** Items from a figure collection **
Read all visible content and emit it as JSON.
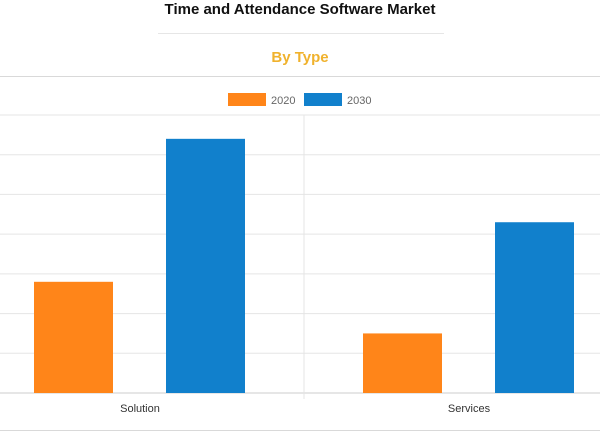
{
  "page": {
    "title": "Time and Attendance Software Market",
    "subtitle": "By Type"
  },
  "colors": {
    "accent": "#f0b22d",
    "series_2020": "#ff8519",
    "series_2030": "#1180cc",
    "grid": "#e5e5e5"
  },
  "chart_data": {
    "type": "bar",
    "title": "Time and Attendance Software Market",
    "subtitle": "By Type",
    "categories": [
      "Solution",
      "Services"
    ],
    "series": [
      {
        "name": "2020",
        "values": [
          2.8,
          1.5
        ]
      },
      {
        "name": "2030",
        "values": [
          6.4,
          4.3
        ]
      }
    ],
    "ylim": [
      0,
      7
    ],
    "grid": true,
    "legend": "top-center",
    "xlabel": "",
    "ylabel": ""
  }
}
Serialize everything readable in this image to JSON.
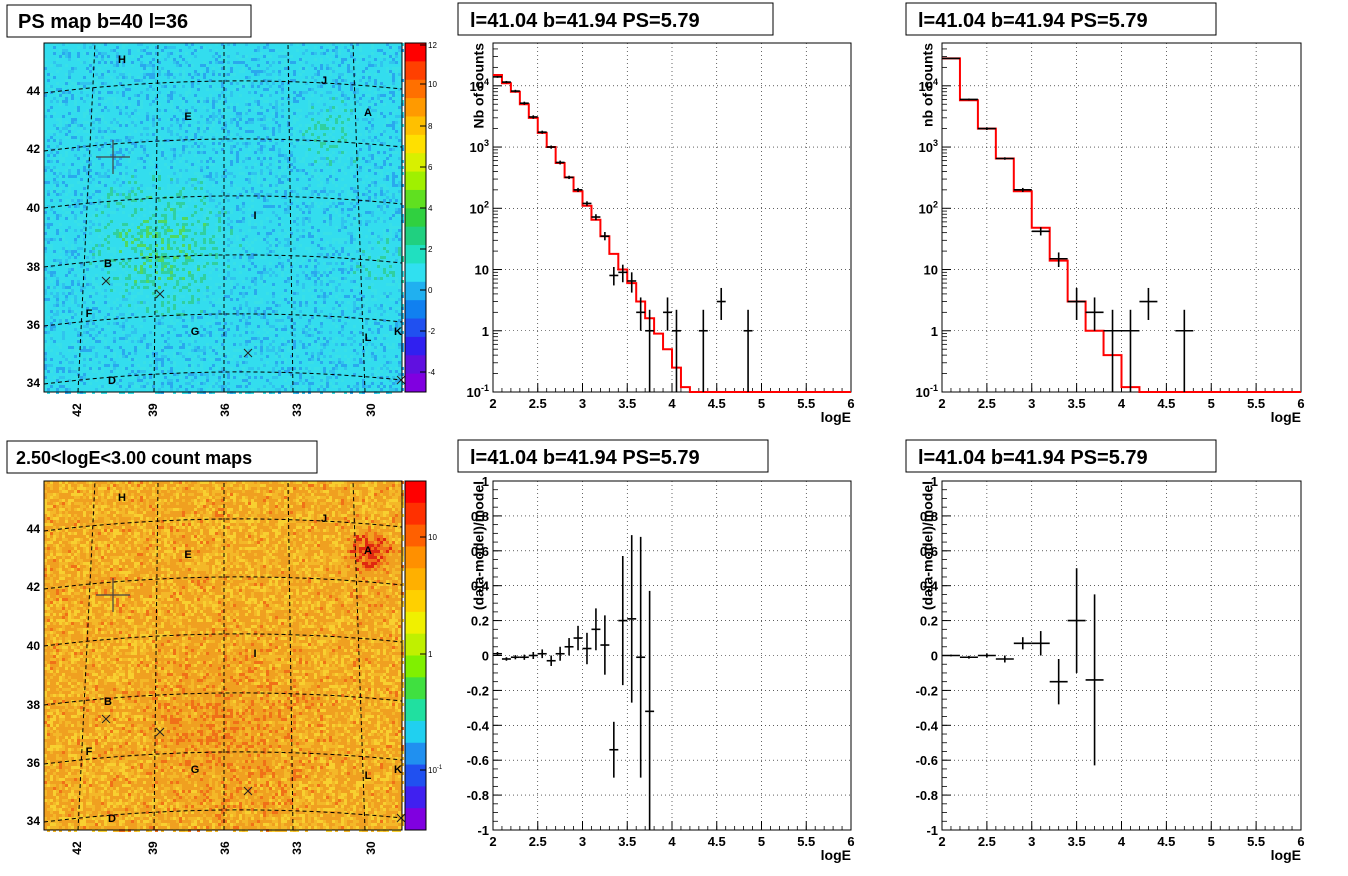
{
  "pad_titles": {
    "psmap": "PS map b=40 l=36",
    "countmap": "2.50<logE<3.00 count maps",
    "spec1": "l=41.04 b=41.94 PS=5.79",
    "spec2": "l=41.04 b=41.94 PS=5.79",
    "resid1": "l=41.04 b=41.94 PS=5.79",
    "resid2": "l=41.04 b=41.94 PS=5.79"
  },
  "maps": {
    "lon_ticks": [
      "42",
      "39",
      "36",
      "33",
      "30"
    ],
    "lat_ticks": [
      "44",
      "42",
      "40",
      "38",
      "36",
      "34"
    ],
    "sources": [
      "H",
      "J",
      "E",
      "A",
      "I",
      "B",
      "F",
      "G",
      "L",
      "K",
      "D"
    ],
    "psmap_palette_ticks": [
      "12",
      "10",
      "8",
      "6",
      "4",
      "2",
      "0",
      "-2",
      "-4"
    ],
    "countmap_palette_ticks": [
      "10",
      "1",
      "10-1"
    ],
    "colors": {
      "psmap_base": "#33ddee",
      "countmap_base": "#f0a020"
    }
  },
  "chart_data": [
    {
      "id": "spec1",
      "type": "line",
      "title": "l=41.04 b=41.94 PS=5.79",
      "xlabel": "logE",
      "ylabel": "Nb of counts",
      "xlim": [
        2,
        6
      ],
      "ylim": [
        0.1,
        50000
      ],
      "log_y": true,
      "grid": true,
      "x_ticks": [
        "2",
        "2.5",
        "3",
        "3.5",
        "4",
        "4.5",
        "5",
        "5.5",
        "6"
      ],
      "y_ticks": [
        "10^4",
        "10^3",
        "10^2",
        "10",
        "1",
        "10^-1"
      ],
      "model_color": "#ff0000",
      "model": {
        "edges": [
          2.0,
          2.1,
          2.2,
          2.3,
          2.4,
          2.5,
          2.6,
          2.7,
          2.8,
          2.9,
          3.0,
          3.1,
          3.2,
          3.3,
          3.4,
          3.5,
          3.6,
          3.7,
          3.8,
          3.9,
          4.0,
          4.1,
          4.2,
          6.0
        ],
        "values": [
          15000,
          11000,
          8000,
          5000,
          3000,
          1700,
          1000,
          550,
          320,
          190,
          110,
          65,
          35,
          18,
          10,
          6,
          3,
          1.6,
          0.9,
          0.5,
          0.25,
          0.12,
          0.09
        ]
      },
      "points": [
        {
          "x": 2.05,
          "y": 14000,
          "yl": 13500,
          "yh": 14500
        },
        {
          "x": 2.15,
          "y": 11500,
          "yl": 11000,
          "yh": 12000
        },
        {
          "x": 2.25,
          "y": 8200,
          "yl": 7800,
          "yh": 8600
        },
        {
          "x": 2.35,
          "y": 5200,
          "yl": 4900,
          "yh": 5500
        },
        {
          "x": 2.45,
          "y": 3100,
          "yl": 2900,
          "yh": 3300
        },
        {
          "x": 2.55,
          "y": 1750,
          "yl": 1650,
          "yh": 1850
        },
        {
          "x": 2.65,
          "y": 1000,
          "yl": 940,
          "yh": 1060
        },
        {
          "x": 2.75,
          "y": 560,
          "yl": 520,
          "yh": 600
        },
        {
          "x": 2.85,
          "y": 320,
          "yl": 300,
          "yh": 340
        },
        {
          "x": 2.95,
          "y": 200,
          "yl": 185,
          "yh": 215
        },
        {
          "x": 3.05,
          "y": 120,
          "yl": 110,
          "yh": 130
        },
        {
          "x": 3.15,
          "y": 72,
          "yl": 64,
          "yh": 80
        },
        {
          "x": 3.25,
          "y": 35,
          "yl": 30,
          "yh": 41
        },
        {
          "x": 3.35,
          "y": 8,
          "yl": 5.5,
          "yh": 11
        },
        {
          "x": 3.45,
          "y": 9,
          "yl": 6.2,
          "yh": 12
        },
        {
          "x": 3.55,
          "y": 6.5,
          "yl": 4.2,
          "yh": 9
        },
        {
          "x": 3.65,
          "y": 2,
          "yl": 1,
          "yh": 3.5
        },
        {
          "x": 3.75,
          "y": 1,
          "yl": 0.1,
          "yh": 2.2
        },
        {
          "x": 3.95,
          "y": 2,
          "yl": 1,
          "yh": 3.5
        },
        {
          "x": 4.05,
          "y": 1,
          "yl": 0.1,
          "yh": 2.2
        },
        {
          "x": 4.35,
          "y": 1,
          "yl": 0.1,
          "yh": 2.2
        },
        {
          "x": 4.55,
          "y": 3,
          "yl": 1.5,
          "yh": 5
        },
        {
          "x": 4.85,
          "y": 1,
          "yl": 0.1,
          "yh": 2.2
        }
      ]
    },
    {
      "id": "spec2",
      "type": "line",
      "title": "l=41.04 b=41.94 PS=5.79",
      "xlabel": "logE",
      "ylabel": "nb of counts",
      "xlim": [
        2,
        6
      ],
      "ylim": [
        0.1,
        50000
      ],
      "log_y": true,
      "grid": true,
      "x_ticks": [
        "2",
        "2.5",
        "3",
        "3.5",
        "4",
        "4.5",
        "5",
        "5.5",
        "6"
      ],
      "y_ticks": [
        "10^4",
        "10^3",
        "10^2",
        "10",
        "1",
        "10^-1"
      ],
      "model_color": "#ff0000",
      "model": {
        "edges": [
          2.0,
          2.2,
          2.4,
          2.6,
          2.8,
          3.0,
          3.2,
          3.4,
          3.6,
          3.8,
          4.0,
          4.2,
          6.0
        ],
        "values": [
          28000,
          5800,
          2000,
          650,
          190,
          48,
          14,
          3,
          1,
          0.4,
          0.12,
          0.09
        ]
      },
      "points": [
        {
          "x": 2.1,
          "y": 28000,
          "yl": 27500,
          "yh": 28500
        },
        {
          "x": 2.3,
          "y": 6000,
          "yl": 5800,
          "yh": 6200
        },
        {
          "x": 2.5,
          "y": 2000,
          "yl": 1900,
          "yh": 2100
        },
        {
          "x": 2.7,
          "y": 650,
          "yl": 620,
          "yh": 680
        },
        {
          "x": 2.9,
          "y": 200,
          "yl": 185,
          "yh": 215
        },
        {
          "x": 3.1,
          "y": 42,
          "yl": 36,
          "yh": 49
        },
        {
          "x": 3.3,
          "y": 15,
          "yl": 11,
          "yh": 19
        },
        {
          "x": 3.5,
          "y": 3,
          "yl": 1.5,
          "yh": 5
        },
        {
          "x": 3.7,
          "y": 2,
          "yl": 1,
          "yh": 3.5
        },
        {
          "x": 3.9,
          "y": 1,
          "yl": 0.1,
          "yh": 2.2
        },
        {
          "x": 4.1,
          "y": 1,
          "yl": 0.1,
          "yh": 2.2
        },
        {
          "x": 4.3,
          "y": 3,
          "yl": 1.5,
          "yh": 5
        },
        {
          "x": 4.7,
          "y": 1,
          "yl": 0.1,
          "yh": 2.2
        }
      ]
    },
    {
      "id": "resid1",
      "type": "scatter",
      "title": "l=41.04 b=41.94 PS=5.79",
      "xlabel": "logE",
      "ylabel": "(data-model)/model",
      "xlim": [
        2,
        6
      ],
      "ylim": [
        -1,
        1
      ],
      "grid": true,
      "x_ticks": [
        "2",
        "2.5",
        "3",
        "3.5",
        "4",
        "4.5",
        "5",
        "5.5",
        "6"
      ],
      "y_ticks": [
        "1",
        "0.8",
        "0.6",
        "0.4",
        "0.2",
        "0",
        "-0.2",
        "-0.4",
        "-0.6",
        "-0.8",
        "-1"
      ],
      "points": [
        {
          "x": 2.05,
          "y": 0.01,
          "e": 0.01
        },
        {
          "x": 2.15,
          "y": -0.02,
          "e": 0.01
        },
        {
          "x": 2.25,
          "y": -0.01,
          "e": 0.012
        },
        {
          "x": 2.35,
          "y": -0.01,
          "e": 0.015
        },
        {
          "x": 2.45,
          "y": 0.0,
          "e": 0.02
        },
        {
          "x": 2.55,
          "y": 0.01,
          "e": 0.025
        },
        {
          "x": 2.65,
          "y": -0.03,
          "e": 0.03
        },
        {
          "x": 2.75,
          "y": 0.01,
          "e": 0.04
        },
        {
          "x": 2.85,
          "y": 0.05,
          "e": 0.05
        },
        {
          "x": 2.95,
          "y": 0.1,
          "e": 0.07
        },
        {
          "x": 3.05,
          "y": 0.04,
          "e": 0.09
        },
        {
          "x": 3.15,
          "y": 0.15,
          "e": 0.12
        },
        {
          "x": 3.25,
          "y": 0.06,
          "e": 0.17
        },
        {
          "x": 3.35,
          "y": -0.54,
          "e": 0.16
        },
        {
          "x": 3.45,
          "y": 0.2,
          "e": 0.37
        },
        {
          "x": 3.55,
          "y": 0.21,
          "e": 0.48
        },
        {
          "x": 3.65,
          "y": -0.01,
          "e": 0.69
        },
        {
          "x": 3.75,
          "y": -0.32,
          "e": 0.69
        }
      ]
    },
    {
      "id": "resid2",
      "type": "scatter",
      "title": "l=41.04 b=41.94 PS=5.79",
      "xlabel": "logE",
      "ylabel": "(data-model)/model",
      "xlim": [
        2,
        6
      ],
      "ylim": [
        -1,
        1
      ],
      "grid": true,
      "x_ticks": [
        "2",
        "2.5",
        "3",
        "3.5",
        "4",
        "4.5",
        "5",
        "5.5",
        "6"
      ],
      "y_ticks": [
        "1",
        "0.8",
        "0.6",
        "0.4",
        "0.2",
        "0",
        "-0.2",
        "-0.4",
        "-0.6",
        "-0.8",
        "-1"
      ],
      "points": [
        {
          "x": 2.1,
          "y": 0.0,
          "e": 0.005
        },
        {
          "x": 2.3,
          "y": -0.01,
          "e": 0.008
        },
        {
          "x": 2.5,
          "y": 0.0,
          "e": 0.012
        },
        {
          "x": 2.7,
          "y": -0.02,
          "e": 0.02
        },
        {
          "x": 2.9,
          "y": 0.07,
          "e": 0.035
        },
        {
          "x": 3.1,
          "y": 0.07,
          "e": 0.07
        },
        {
          "x": 3.3,
          "y": -0.15,
          "e": 0.13
        },
        {
          "x": 3.5,
          "y": 0.2,
          "e": 0.3
        },
        {
          "x": 3.7,
          "y": -0.14,
          "e": 0.49
        }
      ]
    }
  ]
}
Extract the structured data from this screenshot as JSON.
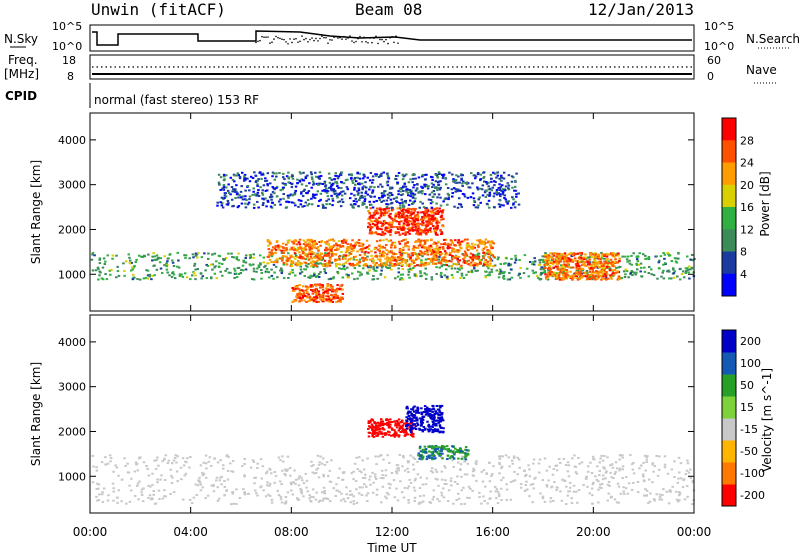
{
  "header": {
    "radar": "Unwin (fitACF)",
    "beam": "Beam 08",
    "date": "12/Jan/2013"
  },
  "top_panel": {
    "left_label": "N.Sky",
    "right_label": "N.Search",
    "y_ticks_left": [
      "10^5",
      "10^0"
    ],
    "y_ticks_right": [
      "10^5",
      "10^0"
    ]
  },
  "freq_panel": {
    "left_label_1": "Freq.",
    "left_label_2": "[MHz]",
    "y_ticks_left": [
      "18",
      "8"
    ],
    "y_ticks_right": [
      "60",
      "0"
    ],
    "right_label": "Nave",
    "cpid_label": "CPID",
    "cpid_text": "normal (fast stereo) 153 RF"
  },
  "colors": {
    "scale": [
      "#0000ff",
      "#1a3ca0",
      "#3c8c5a",
      "#30b040",
      "#d8d000",
      "#ff9c00",
      "#ff5000",
      "#ff0000"
    ],
    "velocity": [
      "#ff0000",
      "#ff7800",
      "#ffb400",
      "#c8c8c8",
      "#7dd23c",
      "#28a028",
      "#145ab4",
      "#0000c8"
    ],
    "ground_scatter": "#c8c8c8"
  },
  "chart_data": [
    {
      "type": "heatmap",
      "title": "",
      "xlabel": "Time UT",
      "ylabel": "Slant Range [km]",
      "x_ticks": [
        "00:00",
        "04:00",
        "08:00",
        "12:00",
        "16:00",
        "20:00",
        "00:00"
      ],
      "x_hours": [
        0,
        4,
        8,
        12,
        16,
        20,
        24
      ],
      "y_ticks": [
        "1000",
        "2000",
        "3000",
        "4000"
      ],
      "y_values": [
        1000,
        2000,
        3000,
        4000
      ],
      "ylim": [
        180,
        4600
      ],
      "xlim_hours": [
        0,
        24
      ],
      "colorbar": {
        "label": "Power [dB]",
        "ticks": [
          "4",
          "8",
          "12",
          "16",
          "20",
          "24",
          "28"
        ],
        "tick_values": [
          4,
          8,
          12,
          16,
          20,
          24,
          28
        ],
        "range": [
          0,
          32
        ]
      },
      "features": [
        {
          "hours": [
            0,
            24
          ],
          "range_km": [
            900,
            1500
          ],
          "level_db": 12,
          "note": "main band"
        },
        {
          "hours": [
            7,
            16
          ],
          "range_km": [
            1200,
            1800
          ],
          "level_db": 24
        },
        {
          "hours": [
            8,
            10
          ],
          "range_km": [
            400,
            800
          ],
          "level_db": 26
        },
        {
          "hours": [
            11,
            14
          ],
          "range_km": [
            1900,
            2500
          ],
          "level_db": 28
        },
        {
          "hours": [
            18,
            21
          ],
          "range_km": [
            900,
            1500
          ],
          "level_db": 24
        },
        {
          "hours": [
            5,
            17
          ],
          "range_km": [
            2500,
            3300
          ],
          "level_db": 6
        }
      ]
    },
    {
      "type": "heatmap",
      "title": "",
      "xlabel": "Time UT",
      "ylabel": "Slant Range [km]",
      "x_ticks": [
        "00:00",
        "04:00",
        "08:00",
        "12:00",
        "16:00",
        "20:00",
        "00:00"
      ],
      "x_hours": [
        0,
        4,
        8,
        12,
        16,
        20,
        24
      ],
      "y_ticks": [
        "1000",
        "2000",
        "3000",
        "4000"
      ],
      "y_values": [
        1000,
        2000,
        3000,
        4000
      ],
      "ylim": [
        180,
        4600
      ],
      "xlim_hours": [
        0,
        24
      ],
      "colorbar": {
        "label": "Velocity [m s^-1]",
        "ticks": [
          "-200",
          "-100",
          "-50",
          "-15",
          "15",
          "50",
          "100",
          "200"
        ],
        "tick_values": [
          -200,
          -100,
          -50,
          -15,
          15,
          50,
          100,
          200
        ]
      },
      "features": [
        {
          "hours": [
            0,
            24
          ],
          "range_km": [
            400,
            1500
          ],
          "velocity": 0,
          "note": "ground scatter"
        },
        {
          "hours": [
            11,
            12.8
          ],
          "range_km": [
            1900,
            2300
          ],
          "velocity": -220
        },
        {
          "hours": [
            12.5,
            14
          ],
          "range_km": [
            2000,
            2600
          ],
          "velocity": 200
        },
        {
          "hours": [
            13,
            15
          ],
          "range_km": [
            1400,
            1700
          ],
          "velocity": 50
        }
      ]
    }
  ]
}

** Objective **
In the material above, find the lines that contain "counts" and show them.

** Full solution **
      "ylabel": "Nb of counts",
      "ylabel": "nb of counts",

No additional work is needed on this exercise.